To be done: From the listing below, pull out the lines that hold "crusher".

** Start Dataset excerpts **

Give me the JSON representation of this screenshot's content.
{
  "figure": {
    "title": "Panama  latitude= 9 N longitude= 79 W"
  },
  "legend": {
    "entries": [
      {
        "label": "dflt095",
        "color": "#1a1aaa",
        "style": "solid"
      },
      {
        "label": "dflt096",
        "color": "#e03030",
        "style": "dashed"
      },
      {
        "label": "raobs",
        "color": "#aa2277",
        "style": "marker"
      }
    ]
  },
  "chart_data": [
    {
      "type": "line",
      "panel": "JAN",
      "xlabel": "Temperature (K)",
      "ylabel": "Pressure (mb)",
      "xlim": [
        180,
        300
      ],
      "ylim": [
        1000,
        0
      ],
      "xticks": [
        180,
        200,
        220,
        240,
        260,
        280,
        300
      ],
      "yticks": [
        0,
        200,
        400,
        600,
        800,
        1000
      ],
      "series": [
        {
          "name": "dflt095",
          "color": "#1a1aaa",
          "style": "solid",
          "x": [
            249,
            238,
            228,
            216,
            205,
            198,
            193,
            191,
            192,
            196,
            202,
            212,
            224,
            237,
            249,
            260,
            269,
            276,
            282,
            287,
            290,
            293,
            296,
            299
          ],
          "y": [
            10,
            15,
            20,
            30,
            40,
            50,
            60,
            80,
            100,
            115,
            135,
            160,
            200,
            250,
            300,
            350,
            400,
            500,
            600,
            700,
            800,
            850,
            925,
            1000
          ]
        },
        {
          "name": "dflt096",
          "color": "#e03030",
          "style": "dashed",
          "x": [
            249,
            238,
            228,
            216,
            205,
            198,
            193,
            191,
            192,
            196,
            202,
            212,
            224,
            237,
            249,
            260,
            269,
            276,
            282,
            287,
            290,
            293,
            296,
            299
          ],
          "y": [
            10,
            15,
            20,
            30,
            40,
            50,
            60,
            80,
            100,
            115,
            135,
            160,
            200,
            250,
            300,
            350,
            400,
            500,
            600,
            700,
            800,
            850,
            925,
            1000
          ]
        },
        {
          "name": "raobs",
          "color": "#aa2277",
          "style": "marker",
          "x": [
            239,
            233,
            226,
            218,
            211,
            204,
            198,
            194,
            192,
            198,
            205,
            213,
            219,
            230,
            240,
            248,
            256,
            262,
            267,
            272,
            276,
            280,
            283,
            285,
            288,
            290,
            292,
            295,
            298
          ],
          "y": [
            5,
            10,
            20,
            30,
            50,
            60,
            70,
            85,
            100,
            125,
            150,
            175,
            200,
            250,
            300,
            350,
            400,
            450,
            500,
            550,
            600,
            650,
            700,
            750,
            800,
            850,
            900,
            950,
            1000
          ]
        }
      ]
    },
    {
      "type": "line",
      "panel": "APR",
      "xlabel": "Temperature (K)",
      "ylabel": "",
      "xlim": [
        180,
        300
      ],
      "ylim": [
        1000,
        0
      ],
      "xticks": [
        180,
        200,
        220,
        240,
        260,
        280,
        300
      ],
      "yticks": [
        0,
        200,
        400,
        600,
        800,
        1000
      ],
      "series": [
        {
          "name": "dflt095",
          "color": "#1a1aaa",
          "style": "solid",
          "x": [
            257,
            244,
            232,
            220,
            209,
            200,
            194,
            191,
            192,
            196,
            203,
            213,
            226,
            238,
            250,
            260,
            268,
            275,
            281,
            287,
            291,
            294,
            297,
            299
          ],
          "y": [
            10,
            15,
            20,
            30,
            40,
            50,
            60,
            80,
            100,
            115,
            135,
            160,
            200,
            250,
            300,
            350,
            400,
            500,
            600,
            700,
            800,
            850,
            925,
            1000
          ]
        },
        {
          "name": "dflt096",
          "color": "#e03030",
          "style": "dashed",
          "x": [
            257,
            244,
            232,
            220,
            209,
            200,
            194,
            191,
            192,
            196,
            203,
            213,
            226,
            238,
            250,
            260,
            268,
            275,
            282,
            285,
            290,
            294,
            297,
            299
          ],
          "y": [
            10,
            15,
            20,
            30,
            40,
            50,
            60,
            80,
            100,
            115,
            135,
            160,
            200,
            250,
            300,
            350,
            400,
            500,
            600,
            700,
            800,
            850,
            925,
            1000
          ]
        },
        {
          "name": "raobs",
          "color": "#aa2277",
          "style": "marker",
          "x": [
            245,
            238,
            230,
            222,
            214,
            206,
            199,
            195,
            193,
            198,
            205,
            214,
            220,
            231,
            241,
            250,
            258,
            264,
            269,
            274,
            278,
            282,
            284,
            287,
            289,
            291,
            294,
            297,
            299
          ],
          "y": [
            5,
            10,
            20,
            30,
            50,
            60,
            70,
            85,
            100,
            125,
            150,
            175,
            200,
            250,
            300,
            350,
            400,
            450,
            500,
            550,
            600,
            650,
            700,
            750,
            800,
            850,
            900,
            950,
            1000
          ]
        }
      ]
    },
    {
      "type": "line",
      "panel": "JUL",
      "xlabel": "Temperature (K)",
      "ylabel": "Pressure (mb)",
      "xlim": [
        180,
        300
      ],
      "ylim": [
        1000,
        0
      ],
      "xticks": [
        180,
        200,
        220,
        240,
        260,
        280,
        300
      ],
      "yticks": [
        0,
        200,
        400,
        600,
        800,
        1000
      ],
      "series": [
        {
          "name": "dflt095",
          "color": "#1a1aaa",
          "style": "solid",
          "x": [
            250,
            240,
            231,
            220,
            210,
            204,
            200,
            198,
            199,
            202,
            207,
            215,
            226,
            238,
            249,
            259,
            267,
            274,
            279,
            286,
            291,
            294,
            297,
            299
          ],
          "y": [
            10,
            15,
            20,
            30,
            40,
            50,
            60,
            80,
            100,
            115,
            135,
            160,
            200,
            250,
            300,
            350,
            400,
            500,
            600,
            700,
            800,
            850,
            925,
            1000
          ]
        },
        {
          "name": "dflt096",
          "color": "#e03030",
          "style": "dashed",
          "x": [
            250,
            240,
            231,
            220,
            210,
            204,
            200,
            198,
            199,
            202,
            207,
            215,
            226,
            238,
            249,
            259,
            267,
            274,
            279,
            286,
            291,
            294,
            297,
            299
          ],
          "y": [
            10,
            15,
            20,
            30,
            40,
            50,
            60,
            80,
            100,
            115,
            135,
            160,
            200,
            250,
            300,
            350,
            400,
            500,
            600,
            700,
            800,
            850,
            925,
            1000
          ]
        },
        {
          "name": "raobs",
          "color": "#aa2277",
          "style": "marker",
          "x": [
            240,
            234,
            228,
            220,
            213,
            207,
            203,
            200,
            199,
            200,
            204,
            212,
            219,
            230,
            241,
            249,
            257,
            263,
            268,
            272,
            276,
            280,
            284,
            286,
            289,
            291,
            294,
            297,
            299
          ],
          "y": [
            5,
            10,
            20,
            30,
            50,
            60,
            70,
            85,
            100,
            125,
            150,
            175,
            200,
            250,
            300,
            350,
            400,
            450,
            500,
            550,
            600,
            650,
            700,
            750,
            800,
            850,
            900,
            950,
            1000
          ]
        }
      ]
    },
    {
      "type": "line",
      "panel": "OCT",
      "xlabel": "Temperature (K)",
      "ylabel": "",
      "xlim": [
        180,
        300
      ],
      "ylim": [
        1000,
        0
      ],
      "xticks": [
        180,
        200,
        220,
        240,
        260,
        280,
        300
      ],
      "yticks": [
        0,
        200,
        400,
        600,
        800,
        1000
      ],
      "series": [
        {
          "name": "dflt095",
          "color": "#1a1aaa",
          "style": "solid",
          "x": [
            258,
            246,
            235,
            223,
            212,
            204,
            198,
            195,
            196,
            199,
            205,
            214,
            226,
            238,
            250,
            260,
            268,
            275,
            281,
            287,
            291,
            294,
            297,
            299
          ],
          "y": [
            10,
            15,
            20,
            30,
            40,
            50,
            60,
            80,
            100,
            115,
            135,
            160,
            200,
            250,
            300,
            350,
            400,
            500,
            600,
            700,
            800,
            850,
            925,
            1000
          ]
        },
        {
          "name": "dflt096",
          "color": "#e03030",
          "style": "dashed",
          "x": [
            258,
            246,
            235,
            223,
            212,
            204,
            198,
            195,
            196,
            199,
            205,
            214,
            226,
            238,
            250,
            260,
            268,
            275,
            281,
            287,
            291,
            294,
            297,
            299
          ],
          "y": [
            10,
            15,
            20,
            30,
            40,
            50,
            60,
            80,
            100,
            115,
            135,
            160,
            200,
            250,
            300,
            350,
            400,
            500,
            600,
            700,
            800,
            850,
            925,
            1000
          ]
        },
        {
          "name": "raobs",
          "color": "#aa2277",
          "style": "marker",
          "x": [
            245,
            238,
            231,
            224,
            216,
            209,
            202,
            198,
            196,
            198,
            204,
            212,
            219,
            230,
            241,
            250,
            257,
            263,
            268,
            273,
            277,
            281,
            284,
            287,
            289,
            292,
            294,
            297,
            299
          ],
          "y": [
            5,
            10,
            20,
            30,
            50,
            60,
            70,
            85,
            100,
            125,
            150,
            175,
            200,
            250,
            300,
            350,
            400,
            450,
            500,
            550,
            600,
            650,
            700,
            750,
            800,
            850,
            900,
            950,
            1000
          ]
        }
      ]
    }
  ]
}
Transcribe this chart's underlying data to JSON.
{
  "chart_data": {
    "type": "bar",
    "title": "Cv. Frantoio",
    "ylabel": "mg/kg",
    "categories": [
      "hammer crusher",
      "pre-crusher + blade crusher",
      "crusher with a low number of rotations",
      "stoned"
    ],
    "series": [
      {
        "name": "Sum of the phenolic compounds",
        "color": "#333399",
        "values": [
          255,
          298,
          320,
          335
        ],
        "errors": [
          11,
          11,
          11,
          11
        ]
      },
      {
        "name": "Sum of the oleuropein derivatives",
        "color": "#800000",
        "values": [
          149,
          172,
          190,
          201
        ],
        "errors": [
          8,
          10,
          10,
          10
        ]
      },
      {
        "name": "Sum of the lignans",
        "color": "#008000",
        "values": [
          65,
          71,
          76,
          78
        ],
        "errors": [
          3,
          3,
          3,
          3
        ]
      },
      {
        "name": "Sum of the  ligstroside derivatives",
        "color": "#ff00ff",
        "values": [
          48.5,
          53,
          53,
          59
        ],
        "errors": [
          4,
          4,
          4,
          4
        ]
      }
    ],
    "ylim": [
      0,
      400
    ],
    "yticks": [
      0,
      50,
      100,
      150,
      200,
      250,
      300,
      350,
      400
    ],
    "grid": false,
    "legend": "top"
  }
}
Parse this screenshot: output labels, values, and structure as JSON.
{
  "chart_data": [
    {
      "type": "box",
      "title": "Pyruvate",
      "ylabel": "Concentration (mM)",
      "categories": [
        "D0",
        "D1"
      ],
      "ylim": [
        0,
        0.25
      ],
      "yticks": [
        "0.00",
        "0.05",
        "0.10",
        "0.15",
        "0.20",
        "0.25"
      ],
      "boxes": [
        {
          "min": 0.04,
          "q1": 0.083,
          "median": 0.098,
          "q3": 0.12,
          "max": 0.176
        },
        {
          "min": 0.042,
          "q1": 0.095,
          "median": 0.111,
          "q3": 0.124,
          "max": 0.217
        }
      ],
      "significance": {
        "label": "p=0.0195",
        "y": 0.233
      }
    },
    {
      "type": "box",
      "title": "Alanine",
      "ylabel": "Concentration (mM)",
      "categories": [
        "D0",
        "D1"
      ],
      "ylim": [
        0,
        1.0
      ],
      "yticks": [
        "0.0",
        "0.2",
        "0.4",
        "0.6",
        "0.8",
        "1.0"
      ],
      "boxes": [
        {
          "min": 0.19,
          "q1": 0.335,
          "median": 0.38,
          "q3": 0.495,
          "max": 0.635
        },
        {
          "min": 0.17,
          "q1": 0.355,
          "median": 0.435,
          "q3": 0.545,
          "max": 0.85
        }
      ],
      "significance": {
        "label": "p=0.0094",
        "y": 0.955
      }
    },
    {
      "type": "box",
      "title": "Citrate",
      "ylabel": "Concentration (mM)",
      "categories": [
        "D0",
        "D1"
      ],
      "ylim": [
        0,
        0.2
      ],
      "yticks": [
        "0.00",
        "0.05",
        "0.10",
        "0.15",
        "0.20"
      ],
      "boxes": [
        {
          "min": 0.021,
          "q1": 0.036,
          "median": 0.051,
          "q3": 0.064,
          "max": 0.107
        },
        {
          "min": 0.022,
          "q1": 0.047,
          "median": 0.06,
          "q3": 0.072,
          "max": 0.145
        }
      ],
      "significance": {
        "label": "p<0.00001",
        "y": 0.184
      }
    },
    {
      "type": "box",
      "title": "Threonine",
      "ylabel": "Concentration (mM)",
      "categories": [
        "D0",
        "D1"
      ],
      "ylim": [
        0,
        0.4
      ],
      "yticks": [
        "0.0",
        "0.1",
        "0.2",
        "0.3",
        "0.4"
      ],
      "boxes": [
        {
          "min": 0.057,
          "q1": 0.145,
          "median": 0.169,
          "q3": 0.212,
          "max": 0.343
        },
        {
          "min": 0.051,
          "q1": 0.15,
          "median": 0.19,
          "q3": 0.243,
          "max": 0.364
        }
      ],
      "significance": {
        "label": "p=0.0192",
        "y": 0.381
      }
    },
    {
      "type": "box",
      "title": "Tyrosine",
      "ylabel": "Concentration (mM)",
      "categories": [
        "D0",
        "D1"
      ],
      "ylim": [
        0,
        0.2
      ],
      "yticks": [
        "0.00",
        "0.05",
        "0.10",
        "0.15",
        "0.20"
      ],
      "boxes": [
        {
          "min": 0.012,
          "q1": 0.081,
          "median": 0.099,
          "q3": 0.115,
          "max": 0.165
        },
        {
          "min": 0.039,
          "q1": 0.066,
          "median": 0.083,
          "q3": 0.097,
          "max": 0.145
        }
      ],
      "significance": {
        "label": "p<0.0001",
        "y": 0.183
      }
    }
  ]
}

** End Dataset excerpts **

Completed task:
      "hammer crusher",
      "pre-crusher + blade crusher",
      "crusher with a low number of rotations",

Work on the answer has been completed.